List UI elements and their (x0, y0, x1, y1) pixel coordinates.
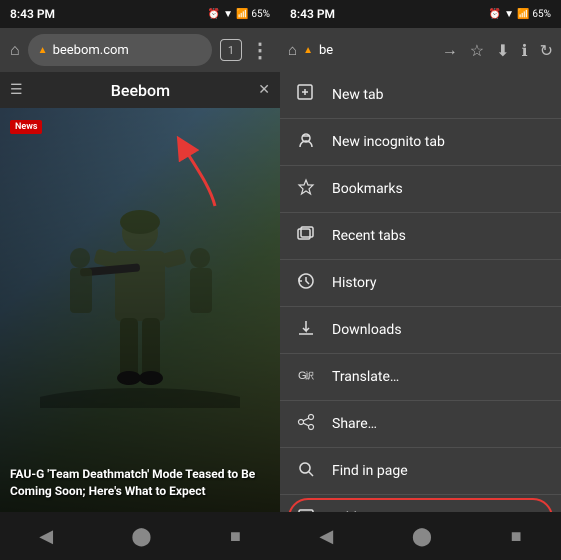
url-text: beebom.com (53, 43, 129, 58)
refresh-icon[interactable]: ↻ (540, 41, 553, 60)
incognito-icon (296, 131, 316, 153)
bookmarks-icon (296, 178, 316, 200)
news-caption: FAU-G 'Team Deathmatch' Mode Teased to B… (10, 466, 270, 500)
back-button-right[interactable]: ◀ (319, 526, 333, 547)
add-home-label: Add to Home screen (332, 510, 459, 512)
battery-icon: 65% (251, 9, 270, 20)
history-icon (296, 272, 316, 294)
menu-item-add-home[interactable]: Add to Home screen (280, 495, 561, 512)
more-menu-icon[interactable]: ⋮ (250, 38, 270, 62)
forward-icon[interactable]: → (442, 40, 458, 60)
menu-item-recent-tabs[interactable]: Recent tabs (280, 213, 561, 259)
status-icons-left: ⏰ ▼ 📶 65% (208, 9, 270, 20)
menu-item-incognito[interactable]: New incognito tab (280, 119, 561, 165)
close-tab-left-icon: ☰ (10, 82, 23, 98)
news-badge: News (10, 120, 42, 134)
screen: 8:43 PM ⏰ ▼ 📶 65% ⌂ ▲ beebom.com 1 ⋮ ☰ B… (0, 0, 561, 560)
svg-text:訳: 訳 (305, 370, 314, 381)
context-menu: New tab New incognito tab (280, 72, 561, 512)
menu-item-find[interactable]: Find in page (280, 448, 561, 494)
bottom-nav-right: ◀ ⬤ ■ (280, 512, 561, 560)
home-button-left[interactable]: ⬤ (131, 526, 151, 547)
news-image: News FAU-G 'Team Deathmatch' Mode Teased… (0, 108, 280, 512)
alarm-icon: ⏰ (208, 9, 220, 20)
share-label: Share… (332, 416, 377, 432)
history-label: History (332, 275, 377, 291)
warning-icon-r: ▲ (303, 45, 313, 56)
tab-count[interactable]: 1 (220, 39, 242, 61)
news-overlay (0, 108, 280, 512)
menu-item-bookmarks[interactable]: Bookmarks (280, 166, 561, 212)
status-icons-right: ⏰ ▼ 📶 65% (489, 9, 551, 20)
add-home-icon (296, 507, 316, 512)
battery-icon-r: 65% (532, 9, 551, 20)
signal-icon: 📶 (236, 9, 248, 20)
address-bar-left: ⌂ ▲ beebom.com 1 ⋮ (0, 28, 280, 72)
wifi-icon: ▼ (223, 9, 233, 20)
back-button-left[interactable]: ◀ (39, 526, 53, 547)
translate-label: Translate… (332, 369, 399, 385)
bottom-nav-left: ◀ ⬤ ■ (0, 512, 280, 560)
address-bar-right: ⌂ ▲ be → ☆ ⬇ ℹ ↻ (280, 28, 561, 72)
share-icon (296, 413, 316, 435)
recent-tabs-label: Recent tabs (332, 228, 406, 244)
recents-button-left[interactable]: ■ (230, 526, 241, 547)
downloads-label: Downloads (332, 322, 402, 338)
short-url: be (319, 43, 333, 58)
incognito-label: New incognito tab (332, 134, 445, 150)
red-arrow-indicator (175, 136, 225, 220)
new-tab-icon (296, 84, 316, 106)
alarm-icon-r: ⏰ (489, 9, 501, 20)
page-title: Beebom (23, 81, 259, 100)
translate-icon: G 訳 (296, 366, 316, 388)
warning-icon: ▲ (38, 45, 48, 56)
status-time-left: 8:43 PM (10, 7, 55, 21)
menu-item-share[interactable]: Share… (280, 401, 561, 447)
find-icon (296, 460, 316, 482)
addr-right-icons: → ☆ ⬇ ℹ ↻ (442, 40, 553, 60)
status-time-right: 8:43 PM (290, 7, 335, 21)
left-panel: 8:43 PM ⏰ ▼ 📶 65% ⌂ ▲ beebom.com 1 ⋮ ☰ B… (0, 0, 280, 560)
new-tab-label: New tab (332, 87, 383, 103)
menu-item-translate[interactable]: G 訳 Translate… (280, 354, 561, 400)
find-label: Find in page (332, 463, 408, 479)
close-tab-right-icon: ✕ (258, 82, 270, 98)
home-nav-icon[interactable]: ⌂ (10, 40, 20, 60)
back-nav-icon[interactable]: ⌂ (288, 41, 297, 59)
status-bar-left: 8:43 PM ⏰ ▼ 📶 65% (0, 0, 280, 28)
info-icon[interactable]: ℹ (522, 41, 528, 60)
downloads-icon (296, 319, 316, 341)
menu-item-history[interactable]: History (280, 260, 561, 306)
recents-button-right[interactable]: ■ (511, 526, 522, 547)
wifi-icon-r: ▼ (504, 9, 514, 20)
bookmarks-label: Bookmarks (332, 181, 403, 197)
page-header: ☰ Beebom ✕ (0, 72, 280, 108)
star-icon[interactable]: ☆ (470, 41, 484, 60)
download-icon[interactable]: ⬇ (496, 41, 509, 60)
menu-item-downloads[interactable]: Downloads (280, 307, 561, 353)
recent-tabs-icon (296, 225, 316, 247)
home-button-right[interactable]: ⬤ (412, 526, 432, 547)
status-bar-right: 8:43 PM ⏰ ▼ 📶 65% (280, 0, 561, 28)
content-area: News FAU-G 'Team Deathmatch' Mode Teased… (0, 108, 280, 512)
right-panel: 8:43 PM ⏰ ▼ 📶 65% ⌂ ▲ be → ☆ ⬇ ℹ ↻ (280, 0, 561, 560)
signal-icon-r: 📶 (517, 9, 529, 20)
menu-item-new-tab[interactable]: New tab (280, 72, 561, 118)
url-bar[interactable]: ▲ beebom.com (28, 34, 212, 66)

# WHAT TO PRODUCE
Rewrite the full listing with "Recent tabs" changed to "Recently closed" everywhere and nothing else altered. Omit the pictures.

# RESPONSE FOR THIS EXERCISE
List UI elements and their (x0, y0, x1, y1) pixel coordinates.
url-text: beebom.com (53, 43, 129, 58)
refresh-icon[interactable]: ↻ (540, 41, 553, 60)
incognito-icon (296, 131, 316, 153)
bookmarks-icon (296, 178, 316, 200)
news-caption: FAU-G 'Team Deathmatch' Mode Teased to B… (10, 466, 270, 500)
back-button-right[interactable]: ◀ (319, 526, 333, 547)
add-home-label: Add to Home screen (332, 510, 459, 512)
battery-icon: 65% (251, 9, 270, 20)
history-icon (296, 272, 316, 294)
menu-item-add-home[interactable]: Add to Home screen (280, 495, 561, 512)
more-menu-icon[interactable]: ⋮ (250, 38, 270, 62)
forward-icon[interactable]: → (442, 40, 458, 60)
menu-item-recent-tabs[interactable]: Recently closed (280, 213, 561, 259)
status-icons-left: ⏰ ▼ 📶 65% (208, 9, 270, 20)
menu-item-incognito[interactable]: New incognito tab (280, 119, 561, 165)
close-tab-left-icon: ☰ (10, 82, 23, 98)
news-badge: News (10, 120, 42, 134)
screen: 8:43 PM ⏰ ▼ 📶 65% ⌂ ▲ beebom.com 1 ⋮ ☰ B… (0, 0, 561, 560)
svg-text:訳: 訳 (305, 370, 314, 381)
context-menu: New tab New incognito tab (280, 72, 561, 512)
menu-item-find[interactable]: Find in page (280, 448, 561, 494)
bottom-nav-right: ◀ ⬤ ■ (280, 512, 561, 560)
home-button-left[interactable]: ⬤ (131, 526, 151, 547)
news-image: News FAU-G 'Team Deathmatch' Mode Teased… (0, 108, 280, 512)
alarm-icon: ⏰ (208, 9, 220, 20)
share-label: Share… (332, 416, 377, 432)
history-label: History (332, 275, 377, 291)
warning-icon-r: ▲ (303, 45, 313, 56)
tab-count[interactable]: 1 (220, 39, 242, 61)
news-overlay (0, 108, 280, 512)
menu-item-bookmarks[interactable]: Bookmarks (280, 166, 561, 212)
status-icons-right: ⏰ ▼ 📶 65% (489, 9, 551, 20)
add-home-icon (296, 507, 316, 512)
battery-icon-r: 65% (532, 9, 551, 20)
signal-icon: 📶 (236, 9, 248, 20)
address-bar-left: ⌂ ▲ beebom.com 1 ⋮ (0, 28, 280, 72)
wifi-icon: ▼ (223, 9, 233, 20)
back-button-left[interactable]: ◀ (39, 526, 53, 547)
translate-label: Translate… (332, 369, 399, 385)
bottom-nav-left: ◀ ⬤ ■ (0, 512, 280, 560)
address-bar-right: ⌂ ▲ be → ☆ ⬇ ℹ ↻ (280, 28, 561, 72)
share-icon (296, 413, 316, 435)
recent-tabs-label: Recently closed (332, 228, 406, 244)
recents-button-left[interactable]: ■ (230, 526, 241, 547)
downloads-label: Downloads (332, 322, 402, 338)
short-url: be (319, 43, 333, 58)
incognito-label: New incognito tab (332, 134, 445, 150)
red-arrow-indicator (175, 136, 225, 220)
new-tab-icon (296, 84, 316, 106)
alarm-icon-r: ⏰ (489, 9, 501, 20)
page-title: Beebom (23, 81, 259, 100)
translate-icon: G 訳 (296, 366, 316, 388)
warning-icon: ▲ (38, 45, 48, 56)
status-time-left: 8:43 PM (10, 7, 55, 21)
menu-item-share[interactable]: Share… (280, 401, 561, 447)
find-icon (296, 460, 316, 482)
addr-right-icons: → ☆ ⬇ ℹ ↻ (442, 40, 553, 60)
status-time-right: 8:43 PM (290, 7, 335, 21)
left-panel: 8:43 PM ⏰ ▼ 📶 65% ⌂ ▲ beebom.com 1 ⋮ ☰ B… (0, 0, 280, 560)
new-tab-label: New tab (332, 87, 383, 103)
menu-item-translate[interactable]: G 訳 Translate… (280, 354, 561, 400)
find-label: Find in page (332, 463, 408, 479)
close-tab-right-icon: ✕ (258, 82, 270, 98)
home-nav-icon[interactable]: ⌂ (10, 40, 20, 60)
back-nav-icon[interactable]: ⌂ (288, 41, 297, 59)
status-bar-left: 8:43 PM ⏰ ▼ 📶 65% (0, 0, 280, 28)
info-icon[interactable]: ℹ (522, 41, 528, 60)
downloads-icon (296, 319, 316, 341)
menu-item-history[interactable]: History (280, 260, 561, 306)
recents-button-right[interactable]: ■ (511, 526, 522, 547)
wifi-icon-r: ▼ (504, 9, 514, 20)
bookmarks-label: Bookmarks (332, 181, 403, 197)
page-header: ☰ Beebom ✕ (0, 72, 280, 108)
star-icon[interactable]: ☆ (470, 41, 484, 60)
download-icon[interactable]: ⬇ (496, 41, 509, 60)
menu-item-downloads[interactable]: Downloads (280, 307, 561, 353)
recent-tabs-icon (296, 225, 316, 247)
home-button-right[interactable]: ⬤ (412, 526, 432, 547)
status-bar-right: 8:43 PM ⏰ ▼ 📶 65% (280, 0, 561, 28)
content-area: News FAU-G 'Team Deathmatch' Mode Teased… (0, 108, 280, 512)
right-panel: 8:43 PM ⏰ ▼ 📶 65% ⌂ ▲ be → ☆ ⬇ ℹ ↻ (280, 0, 561, 560)
signal-icon-r: 📶 (517, 9, 529, 20)
menu-item-new-tab[interactable]: New tab (280, 72, 561, 118)
url-bar[interactable]: ▲ beebom.com (28, 34, 212, 66)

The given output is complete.